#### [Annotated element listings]
****

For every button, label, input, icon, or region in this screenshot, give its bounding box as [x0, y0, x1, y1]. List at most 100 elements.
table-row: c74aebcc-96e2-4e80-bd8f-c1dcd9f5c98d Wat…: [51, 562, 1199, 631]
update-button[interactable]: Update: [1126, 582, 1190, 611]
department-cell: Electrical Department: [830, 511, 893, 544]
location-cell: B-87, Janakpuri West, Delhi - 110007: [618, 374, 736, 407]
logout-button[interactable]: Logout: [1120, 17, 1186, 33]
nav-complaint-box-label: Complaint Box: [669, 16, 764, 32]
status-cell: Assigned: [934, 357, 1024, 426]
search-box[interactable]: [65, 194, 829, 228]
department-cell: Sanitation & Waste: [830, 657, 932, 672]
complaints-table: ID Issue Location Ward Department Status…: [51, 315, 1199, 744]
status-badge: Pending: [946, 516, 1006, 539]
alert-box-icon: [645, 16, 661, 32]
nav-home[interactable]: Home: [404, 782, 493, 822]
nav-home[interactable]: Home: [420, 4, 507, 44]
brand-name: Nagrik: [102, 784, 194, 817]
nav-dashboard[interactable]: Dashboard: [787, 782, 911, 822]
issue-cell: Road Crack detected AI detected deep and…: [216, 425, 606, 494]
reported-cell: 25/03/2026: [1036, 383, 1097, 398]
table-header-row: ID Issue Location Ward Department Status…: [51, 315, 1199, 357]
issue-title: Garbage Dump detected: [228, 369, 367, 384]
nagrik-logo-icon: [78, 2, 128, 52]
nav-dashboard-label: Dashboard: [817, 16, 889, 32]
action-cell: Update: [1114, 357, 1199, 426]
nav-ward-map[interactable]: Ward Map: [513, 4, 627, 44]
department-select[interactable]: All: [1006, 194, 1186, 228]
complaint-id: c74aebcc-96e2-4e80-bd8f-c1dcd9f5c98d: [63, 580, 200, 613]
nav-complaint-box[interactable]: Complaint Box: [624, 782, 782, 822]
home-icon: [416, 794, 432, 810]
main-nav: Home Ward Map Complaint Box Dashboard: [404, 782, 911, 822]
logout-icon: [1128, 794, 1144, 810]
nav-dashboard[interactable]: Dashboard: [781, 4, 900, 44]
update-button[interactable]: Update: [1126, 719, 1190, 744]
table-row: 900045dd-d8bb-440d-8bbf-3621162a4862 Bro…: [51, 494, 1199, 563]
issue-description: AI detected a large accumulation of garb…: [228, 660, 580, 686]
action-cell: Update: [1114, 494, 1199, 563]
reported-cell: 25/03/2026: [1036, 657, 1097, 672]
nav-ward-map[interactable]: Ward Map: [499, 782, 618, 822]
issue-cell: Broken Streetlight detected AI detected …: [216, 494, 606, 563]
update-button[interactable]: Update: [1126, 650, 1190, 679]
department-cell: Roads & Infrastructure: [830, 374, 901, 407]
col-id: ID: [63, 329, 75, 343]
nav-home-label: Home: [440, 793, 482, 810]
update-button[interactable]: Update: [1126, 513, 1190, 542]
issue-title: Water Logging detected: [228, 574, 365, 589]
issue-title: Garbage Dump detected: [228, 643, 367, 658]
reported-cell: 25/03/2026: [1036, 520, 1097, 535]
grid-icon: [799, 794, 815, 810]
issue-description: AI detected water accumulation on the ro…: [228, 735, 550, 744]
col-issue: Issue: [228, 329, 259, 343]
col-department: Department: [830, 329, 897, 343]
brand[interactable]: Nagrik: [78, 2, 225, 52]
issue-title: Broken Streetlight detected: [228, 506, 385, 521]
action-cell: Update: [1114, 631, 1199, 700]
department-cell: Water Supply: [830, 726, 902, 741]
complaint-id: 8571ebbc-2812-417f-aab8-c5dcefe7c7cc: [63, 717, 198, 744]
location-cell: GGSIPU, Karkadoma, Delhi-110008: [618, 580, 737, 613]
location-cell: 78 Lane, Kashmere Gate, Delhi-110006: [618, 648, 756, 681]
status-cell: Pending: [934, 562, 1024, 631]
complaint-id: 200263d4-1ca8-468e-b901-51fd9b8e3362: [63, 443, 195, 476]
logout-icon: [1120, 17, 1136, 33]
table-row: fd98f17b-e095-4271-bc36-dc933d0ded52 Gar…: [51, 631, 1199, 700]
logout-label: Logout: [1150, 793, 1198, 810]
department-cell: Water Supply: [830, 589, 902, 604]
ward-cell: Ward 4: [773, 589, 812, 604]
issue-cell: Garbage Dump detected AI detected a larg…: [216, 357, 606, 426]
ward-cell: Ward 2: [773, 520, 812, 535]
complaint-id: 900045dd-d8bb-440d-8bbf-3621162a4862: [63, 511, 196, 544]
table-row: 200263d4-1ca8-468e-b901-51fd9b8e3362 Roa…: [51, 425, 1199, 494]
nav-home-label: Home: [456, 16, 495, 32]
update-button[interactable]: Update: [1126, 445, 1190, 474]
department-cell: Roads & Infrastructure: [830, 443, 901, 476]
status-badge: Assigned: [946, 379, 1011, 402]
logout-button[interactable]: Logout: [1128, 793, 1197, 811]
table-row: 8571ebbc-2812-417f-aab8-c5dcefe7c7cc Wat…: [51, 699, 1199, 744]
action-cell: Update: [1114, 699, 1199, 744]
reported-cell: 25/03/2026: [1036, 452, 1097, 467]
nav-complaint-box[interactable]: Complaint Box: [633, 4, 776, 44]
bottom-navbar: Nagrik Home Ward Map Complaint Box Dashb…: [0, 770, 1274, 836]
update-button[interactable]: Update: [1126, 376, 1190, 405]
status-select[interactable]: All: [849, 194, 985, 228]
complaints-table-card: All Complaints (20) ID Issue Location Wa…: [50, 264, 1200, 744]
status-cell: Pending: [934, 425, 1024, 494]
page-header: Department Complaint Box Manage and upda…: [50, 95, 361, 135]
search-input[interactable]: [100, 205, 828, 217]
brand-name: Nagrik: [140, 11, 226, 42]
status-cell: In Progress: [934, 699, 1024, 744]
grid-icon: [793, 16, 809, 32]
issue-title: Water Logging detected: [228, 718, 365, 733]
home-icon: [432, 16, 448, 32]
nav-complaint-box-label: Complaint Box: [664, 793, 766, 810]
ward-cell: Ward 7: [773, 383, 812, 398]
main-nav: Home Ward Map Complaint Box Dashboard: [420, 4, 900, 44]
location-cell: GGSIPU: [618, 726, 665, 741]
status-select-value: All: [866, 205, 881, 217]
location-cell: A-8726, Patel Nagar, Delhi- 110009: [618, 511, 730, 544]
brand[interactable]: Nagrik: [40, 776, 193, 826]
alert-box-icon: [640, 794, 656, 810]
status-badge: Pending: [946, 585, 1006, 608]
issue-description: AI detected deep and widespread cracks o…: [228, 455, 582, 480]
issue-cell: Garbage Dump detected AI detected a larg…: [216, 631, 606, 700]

****

#### [Written task]
Convert every line of the records above into a Markdown table with the columns Row and Line, numbering the rows in order and skipping blank lines.

#### [Answer for this exercise]
| Row | Line |
|---|---|
| 1 | For every button, label, input, icon, or region in this screenshot, give its bounding box as [x0, y0, x1, y1]. List at most 100 elements. |
| 2 | table-row: c74aebcc-96e2-4e80-bd8f-c1dcd9f5c98d Wat…: [51, 562, 1199, 631] |
| 3 | update-button[interactable]: Update: [1126, 582, 1190, 611] |
| 4 | department-cell: Electrical Department: [830, 511, 893, 544] |
| 5 | location-cell: B-87, Janakpuri West, Delhi - 110007: [618, 374, 736, 407] |
| 6 | logout-button[interactable]: Logout: [1120, 17, 1186, 33] |
| 7 | nav-complaint-box-label: Complaint Box: [669, 16, 764, 32] |
| 8 | status-cell: Assigned: [934, 357, 1024, 426] |
| 9 | search-box[interactable]: [65, 194, 829, 228] |
| 10 | department-cell: Sanitation & Waste: [830, 657, 932, 672] |
| 11 | complaints-table: ID Issue Location Ward Department Status…: [51, 315, 1199, 744] |
| 12 | status-badge: Pending: [946, 516, 1006, 539] |
| 13 | alert-box-icon: [645, 16, 661, 32] |
| 14 | nav-home[interactable]: Home: [404, 782, 493, 822] |
| 15 | nav-home[interactable]: Home: [420, 4, 507, 44] |
| 16 | brand-name: Nagrik: [102, 784, 194, 817] |
| 17 | nav-dashboard[interactable]: Dashboard: [787, 782, 911, 822] |
| 18 | issue-cell: Road Crack detected AI detected deep and…: [216, 425, 606, 494] |
| 19 | reported-cell: 25/03/2026: [1036, 383, 1097, 398] |
| 20 | table-header-row: ID Issue Location Ward Department Status…: [51, 315, 1199, 357] |
| 21 | issue-title: Garbage Dump detected: [228, 369, 367, 384] |
| 22 | nagrik-logo-icon: [78, 2, 128, 52] |
| 23 | nav-dashboard-label: Dashboard: [817, 16, 889, 32] |
| 24 | action-cell: Update: [1114, 357, 1199, 426] |
| 25 | nav-ward-map[interactable]: Ward Map: [513, 4, 627, 44] |
| 26 | department-select[interactable]: All: [1006, 194, 1186, 228] |
| 27 | complaint-id: c74aebcc-96e2-4e80-bd8f-c1dcd9f5c98d: [63, 580, 200, 613] |
| 28 | nav-complaint-box[interactable]: Complaint Box: [624, 782, 782, 822] |
| 29 | home-icon: [416, 794, 432, 810] |
| 30 | main-nav: Home Ward Map Complaint Box Dashboard: [404, 782, 911, 822] |
| 31 | logout-icon: [1128, 794, 1144, 810] |
| 32 | nav-dashboard[interactable]: Dashboard: [781, 4, 900, 44] |
| 33 | update-button[interactable]: Update: [1126, 719, 1190, 744] |
| 34 | table-row: 900045dd-d8bb-440d-8bbf-3621162a4862 Bro…: [51, 494, 1199, 563] |
| 35 | issue-description: AI detected a large accumulation of garb…: [228, 660, 580, 686] |
| 36 | action-cell: Update: [1114, 494, 1199, 563] |
| 37 | reported-cell: 25/03/2026: [1036, 657, 1097, 672] |
| 38 | nav-ward-map[interactable]: Ward Map: [499, 782, 618, 822] |
| 39 | issue-cell: Broken Streetlight detected AI detected …: [216, 494, 606, 563] |
| 40 | update-button[interactable]: Update: [1126, 650, 1190, 679] |
| 41 | department-cell: Roads & Infrastructure: [830, 374, 901, 407] |
| 42 | col-id: ID: [63, 329, 75, 343] |
| 43 | nav-home-label: Home: [440, 793, 482, 810] |
| 44 | update-button[interactable]: Update: [1126, 513, 1190, 542] |
| 45 | issue-title: Water Logging detected: [228, 574, 365, 589] |
| 46 | issue-title: Garbage Dump detected: [228, 643, 367, 658] |
| 47 | reported-cell: 25/03/2026: [1036, 520, 1097, 535] |
| 48 | grid-icon: [799, 794, 815, 810] |
| 49 | issue-description: AI detected water accumulation on the ro…: [228, 735, 550, 744] |
| 50 | col-issue: Issue: [228, 329, 259, 343] |
| 51 | col-department: Department: [830, 329, 897, 343] |
| 52 | brand[interactable]: Nagrik: [78, 2, 225, 52] |
| 53 | issue-title: Broken Streetlight detected: [228, 506, 385, 521] |
| 54 | action-cell: Update: [1114, 631, 1199, 700] |
| 55 | department-cell: Water Supply: [830, 726, 902, 741] |
| 56 | complaint-id: 8571ebbc-2812-417f-aab8-c5dcefe7c7cc: [63, 717, 198, 744] |
| 57 | location-cell: GGSIPU, Karkadoma, Delhi-110008: [618, 580, 737, 613] |
| 58 | location-cell: 78 Lane, Kashmere Gate, Delhi-110006: [618, 648, 756, 681] |
| 59 | status-cell: Pending: [934, 562, 1024, 631] |
| 60 | complaint-id: 200263d4-1ca8-468e-b901-51fd9b8e3362: [63, 443, 195, 476] |
| 61 | logout-icon: [1120, 17, 1136, 33] |
| 62 | table-row: fd98f17b-e095-4271-bc36-dc933d0ded52 Gar…: [51, 631, 1199, 700] |
| 63 | logout-label: Logout: [1150, 793, 1198, 810] |
| 64 | department-cell: Water Supply: [830, 589, 902, 604] |
| 65 | ward-cell: Ward 4: [773, 589, 812, 604] |
| 66 | issue-cell: Garbage Dump detected AI detected a larg…: [216, 357, 606, 426] |
| 67 | ward-cell: Ward 2: [773, 520, 812, 535] |
| 68 | complaint-id: 900045dd-d8bb-440d-8bbf-3621162a4862: [63, 511, 196, 544] |
| 69 | table-row: 200263d4-1ca8-468e-b901-51fd9b8e3362 Roa…: [51, 425, 1199, 494] |
| 70 | nav-home-label: Home: [456, 16, 495, 32] |
| 71 | update-button[interactable]: Update: [1126, 445, 1190, 474] |
| 72 | department-cell: Roads & Infrastructure: [830, 443, 901, 476] |
| 73 | status-badge: Assigned: [946, 379, 1011, 402] |
| 74 | logout-button[interactable]: Logout: [1128, 793, 1197, 811] |
| 75 | table-row: 8571ebbc-2812-417f-aab8-c5dcefe7c7cc Wat…: [51, 699, 1199, 744] |
| 76 | action-cell: Update: [1114, 699, 1199, 744] |
| 77 | reported-cell: 25/03/2026: [1036, 452, 1097, 467] |
| 78 | nav-complaint-box[interactable]: Complaint Box: [633, 4, 776, 44] |
| 79 | bottom-navbar: Nagrik Home Ward Map Complaint Box Dashb…: [0, 770, 1274, 836] |
| 80 | update-button[interactable]: Update: [1126, 376, 1190, 405] |
| 81 | status-select[interactable]: All: [849, 194, 985, 228] |
| 82 | complaints-table-card: All Complaints (20) ID Issue Location Wa…: [50, 264, 1200, 744] |
| 83 | status-cell: Pending: [934, 425, 1024, 494] |
| 84 | page-header: Department Complaint Box Manage and upda…: [50, 95, 361, 135] |
| 85 | search-input[interactable]: [100, 205, 828, 217] |
| 86 | brand-name: Nagrik: [140, 11, 226, 42] |
| 87 | status-cell: In Progress: [934, 699, 1024, 744] |
| 88 | grid-icon: [793, 16, 809, 32] |
| 89 | issue-title: Water Logging detected: [228, 718, 365, 733] |
| 90 | home-icon: [432, 16, 448, 32] |
| 91 | nav-complaint-box-label: Complaint Box: [664, 793, 766, 810] |
| 92 | ward-cell: Ward 7: [773, 383, 812, 398] |
| 93 | main-nav: Home Ward Map Complaint Box Dashboard: [420, 4, 900, 44] |
| 94 | location-cell: GGSIPU: [618, 726, 665, 741] |
| 95 | status-select-value: All: [866, 205, 881, 217] |
| 96 | location-cell: A-8726, Patel Nagar, Delhi- 110009: [618, 511, 730, 544] |
| 97 | brand[interactable]: Nagrik: [40, 776, 193, 826] |
| 98 | alert-box-icon: [640, 794, 656, 810] |
| 99 | status-badge: Pending: [946, 585, 1006, 608] |
| 100 | issue-description: AI detected deep and widespread cracks o…: [228, 455, 582, 480] |
| 101 | issue-cell: Garbage Dump detected AI detected a larg…: [216, 631, 606, 700] |